Task - Copy every line of the data that contains the string "соответствующем".

========

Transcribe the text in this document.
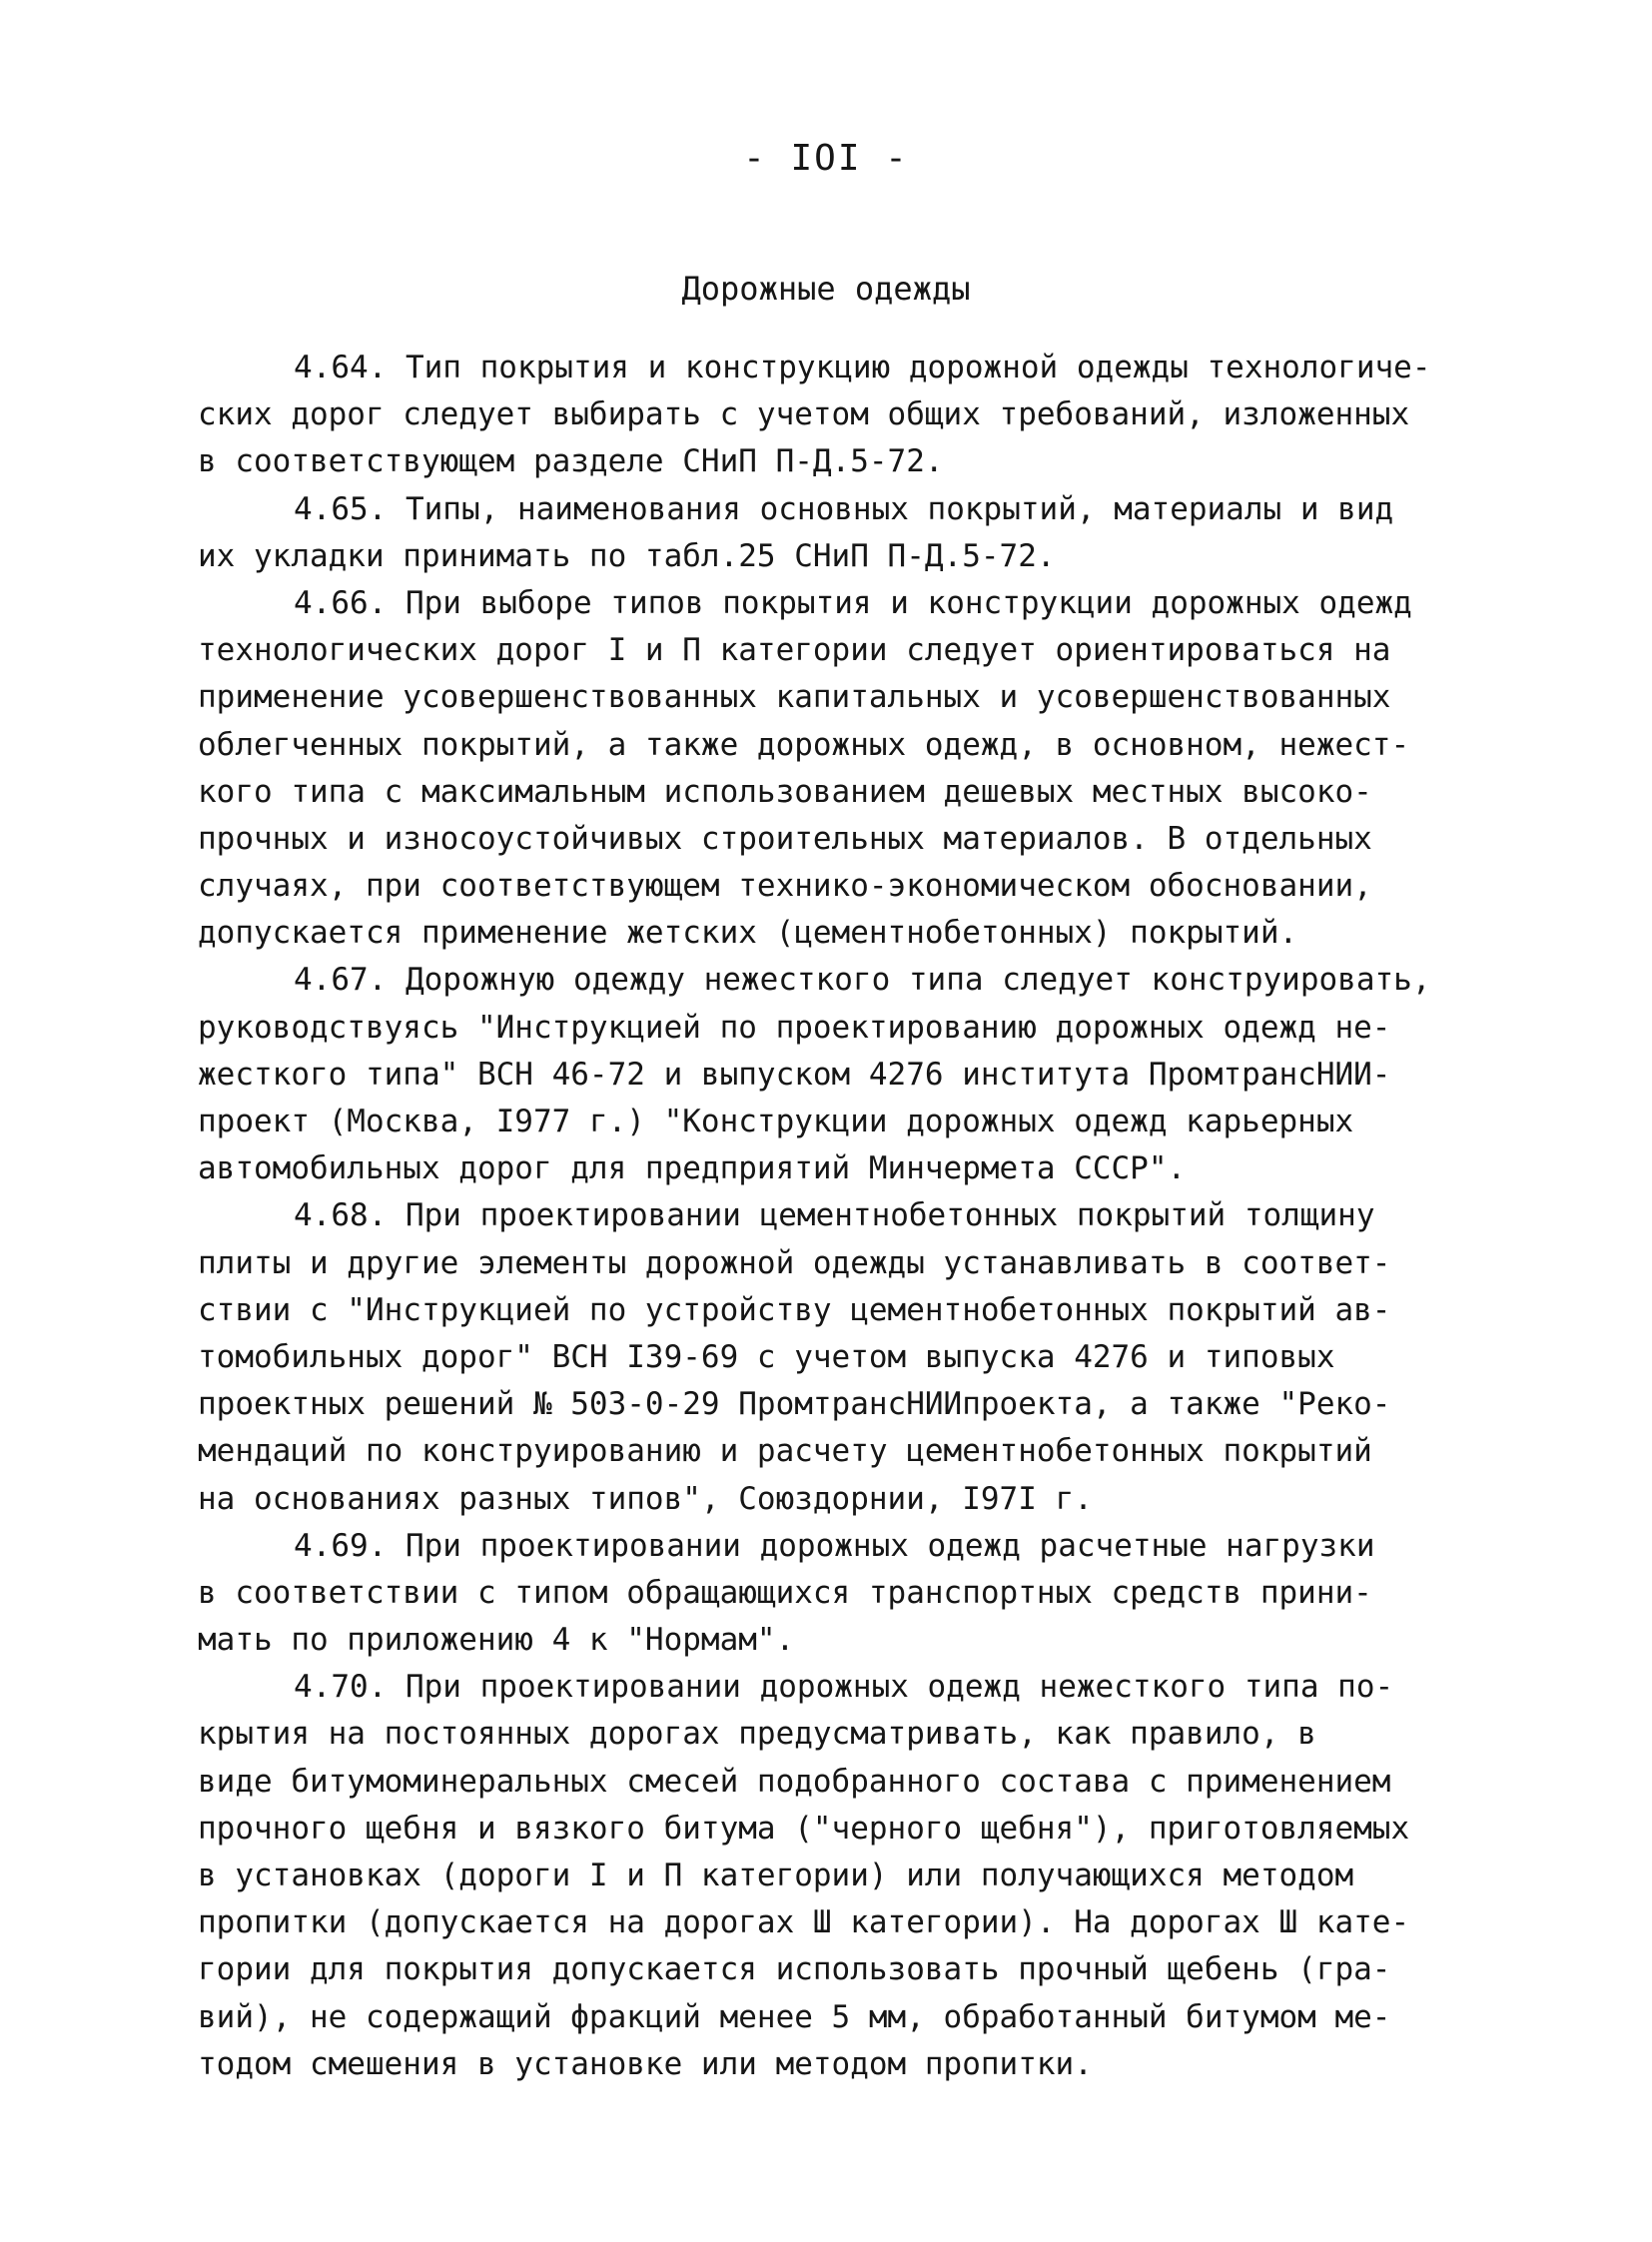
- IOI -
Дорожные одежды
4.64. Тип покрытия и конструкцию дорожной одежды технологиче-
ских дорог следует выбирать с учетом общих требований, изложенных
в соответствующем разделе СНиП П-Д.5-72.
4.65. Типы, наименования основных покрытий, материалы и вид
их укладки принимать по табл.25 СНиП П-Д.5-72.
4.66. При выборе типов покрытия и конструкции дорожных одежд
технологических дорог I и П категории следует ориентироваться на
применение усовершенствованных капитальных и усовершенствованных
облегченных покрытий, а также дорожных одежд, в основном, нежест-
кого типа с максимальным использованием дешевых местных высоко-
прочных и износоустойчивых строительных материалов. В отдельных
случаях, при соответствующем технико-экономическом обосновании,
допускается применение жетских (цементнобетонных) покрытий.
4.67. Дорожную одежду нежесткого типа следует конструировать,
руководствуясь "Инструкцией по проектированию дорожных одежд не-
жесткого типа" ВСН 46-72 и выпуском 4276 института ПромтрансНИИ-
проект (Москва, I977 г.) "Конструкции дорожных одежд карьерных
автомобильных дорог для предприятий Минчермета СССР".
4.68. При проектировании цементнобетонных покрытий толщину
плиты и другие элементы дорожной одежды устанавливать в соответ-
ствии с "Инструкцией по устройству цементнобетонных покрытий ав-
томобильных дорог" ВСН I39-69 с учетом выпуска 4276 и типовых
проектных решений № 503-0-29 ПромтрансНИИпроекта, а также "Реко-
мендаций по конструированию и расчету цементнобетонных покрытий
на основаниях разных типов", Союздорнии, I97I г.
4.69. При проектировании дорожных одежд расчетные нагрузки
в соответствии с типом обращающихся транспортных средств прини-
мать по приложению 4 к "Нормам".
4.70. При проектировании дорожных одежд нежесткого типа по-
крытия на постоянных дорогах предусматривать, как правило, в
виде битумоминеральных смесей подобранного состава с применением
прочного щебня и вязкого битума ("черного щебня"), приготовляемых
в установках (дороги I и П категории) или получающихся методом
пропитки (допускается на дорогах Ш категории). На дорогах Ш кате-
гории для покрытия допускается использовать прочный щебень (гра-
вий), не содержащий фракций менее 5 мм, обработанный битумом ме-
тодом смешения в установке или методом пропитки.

========

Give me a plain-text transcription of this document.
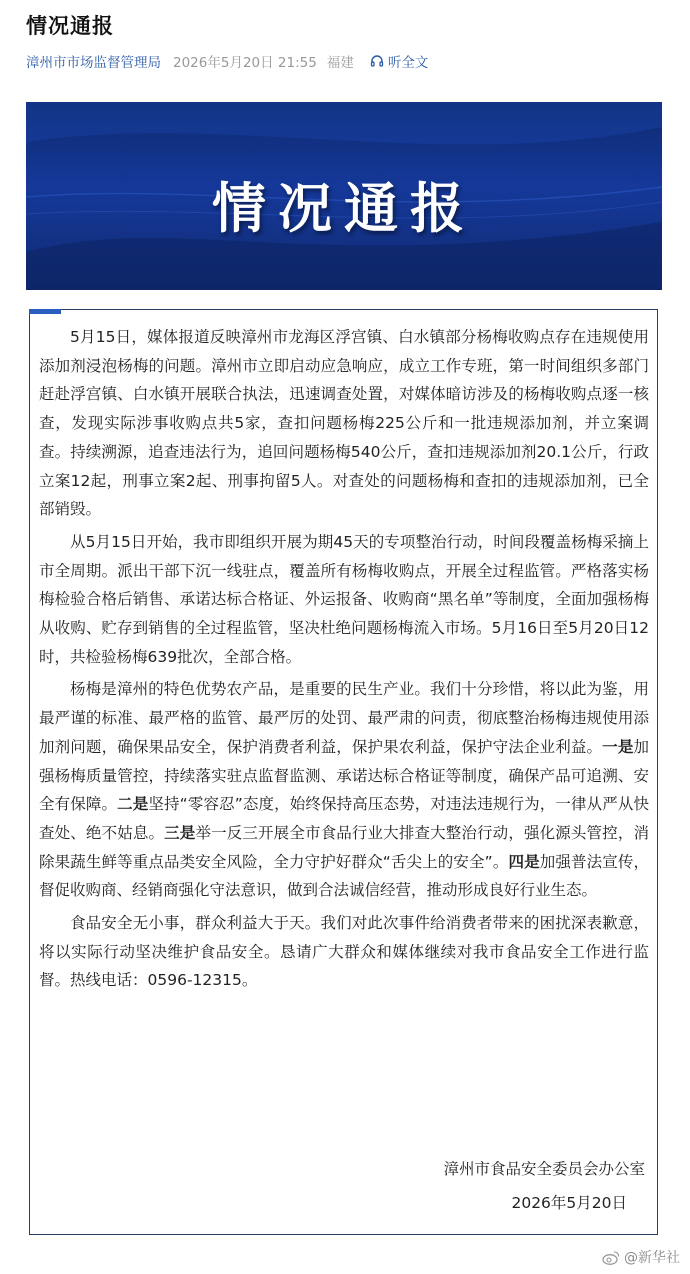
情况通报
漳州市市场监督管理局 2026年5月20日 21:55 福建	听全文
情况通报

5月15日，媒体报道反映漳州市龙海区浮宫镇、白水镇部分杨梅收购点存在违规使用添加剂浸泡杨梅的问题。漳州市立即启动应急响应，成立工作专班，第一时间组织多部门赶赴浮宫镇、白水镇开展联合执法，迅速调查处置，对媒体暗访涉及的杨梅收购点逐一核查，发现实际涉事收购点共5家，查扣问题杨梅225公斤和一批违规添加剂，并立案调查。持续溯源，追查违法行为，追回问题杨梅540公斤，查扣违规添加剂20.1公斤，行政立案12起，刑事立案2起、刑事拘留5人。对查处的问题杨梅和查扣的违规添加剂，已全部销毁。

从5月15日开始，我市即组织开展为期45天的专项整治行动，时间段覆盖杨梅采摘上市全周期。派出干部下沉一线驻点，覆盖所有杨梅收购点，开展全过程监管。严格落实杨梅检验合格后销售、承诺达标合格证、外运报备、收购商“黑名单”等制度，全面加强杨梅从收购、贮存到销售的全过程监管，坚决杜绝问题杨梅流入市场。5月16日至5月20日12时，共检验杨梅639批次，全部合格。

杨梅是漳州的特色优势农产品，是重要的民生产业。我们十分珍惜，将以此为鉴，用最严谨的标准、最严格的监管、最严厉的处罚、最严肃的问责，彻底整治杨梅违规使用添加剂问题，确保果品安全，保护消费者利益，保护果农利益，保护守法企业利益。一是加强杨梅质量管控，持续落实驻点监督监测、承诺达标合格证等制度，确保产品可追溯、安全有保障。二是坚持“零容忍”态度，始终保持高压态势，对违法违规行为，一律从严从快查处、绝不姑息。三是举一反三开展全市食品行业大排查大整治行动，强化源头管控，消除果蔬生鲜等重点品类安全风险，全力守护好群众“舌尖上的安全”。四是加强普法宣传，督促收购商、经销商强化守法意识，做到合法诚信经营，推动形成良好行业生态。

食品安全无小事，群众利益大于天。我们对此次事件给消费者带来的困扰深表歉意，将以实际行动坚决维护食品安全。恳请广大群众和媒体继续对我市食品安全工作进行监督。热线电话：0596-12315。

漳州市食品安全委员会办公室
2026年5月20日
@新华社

========

Written reply -
в соответствующем разделе СНиП П-Д.5-72.
случаях, при соответствующем технико-экономическом обосновании,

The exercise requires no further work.